Collected data entries
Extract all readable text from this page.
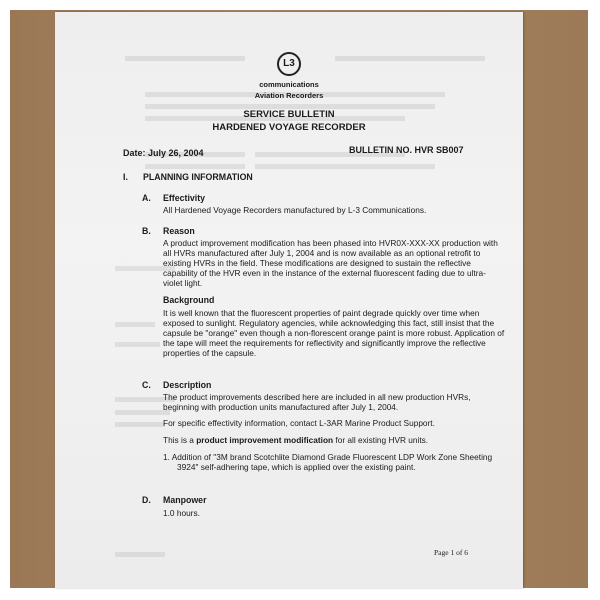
L3
communications
Aviation Recorders
SERVICE BULLETIN
HARDENED VOYAGE RECORDER
Date: July 26, 2004	BULLETIN NO. HVR SB007
I. PLANNING INFORMATION
A. Effectivity
All Hardened Voyage Recorders manufactured by L-3 Communications.
B. Reason
A product improvement modification has been phased into HVR0X-XXX-XX production with all HVRs manufactured after July 1, 2004 and is now available as an optional retrofit to existing HVRs in the field. These modifications are designed to sustain the reflective capability of the HVR even in the instance of the external fluorescent fading due to ultra-violet light.
Background
It is well known that the fluorescent properties of paint degrade quickly over time when exposed to sunlight. Regulatory agencies, while acknowledging this fact, still insist that the capsule be "orange" even though a non-florescent orange paint is more robust. Application of the tape will meet the requirements for reflectivity and significantly improve the reflective properties of the capsule.
C. Description
The product improvements described here are included in all new production HVRs, beginning with production units manufactured after July 1, 2004.
For specific effectivity information, contact L-3AR Marine Product Support.
This is a product improvement modification for all existing HVR units.
1. Addition of "3M brand Scotchlite Diamond Grade Fluorescent LDP Work Zone Sheeting 3924" self-adhering tape, which is applied over the existing paint.
D. Manpower
1.0 hours.
Page 1 of 6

• [Description of the task]: Excluding the pictures, restate the records above word for word.

• [Final result]:
Extract all readable text from this page.
L3
communications
Aviation Recorders
SERVICE BULLETIN
HARDENED VOYAGE RECORDER
Date: July 26, 2004	BULLETIN NO. HVR SB007
I. PLANNING INFORMATION
A. Effectivity
All Hardened Voyage Recorders manufactured by L-3 Communications.
B. Reason
A product improvement modification has been phased into HVR0X-XXX-XX production with all HVRs manufactured after July 1, 2004 and is now available as an optional retrofit to existing HVRs in the field. These modifications are designed to sustain the reflective capability of the HVR even in the instance of the external fluorescent fading due to ultra-violet light.
Background
It is well known that the fluorescent properties of paint degrade quickly over time when exposed to sunlight. Regulatory agencies, while acknowledging this fact, still insist that the capsule be "orange" even though a non-florescent orange paint is more robust. Application of the tape will meet the requirements for reflectivity and significantly improve the reflective properties of the capsule.
C. Description
The product improvements described here are included in all new production HVRs, beginning with production units manufactured after July 1, 2004.
For specific effectivity information, contact L-3AR Marine Product Support.
This is a product improvement modification for all existing HVR units.
1. Addition of "3M brand Scotchlite Diamond Grade Fluorescent LDP Work Zone Sheeting 3924" self-adhering tape, which is applied over the existing paint.
D. Manpower
1.0 hours.
Page 1 of 6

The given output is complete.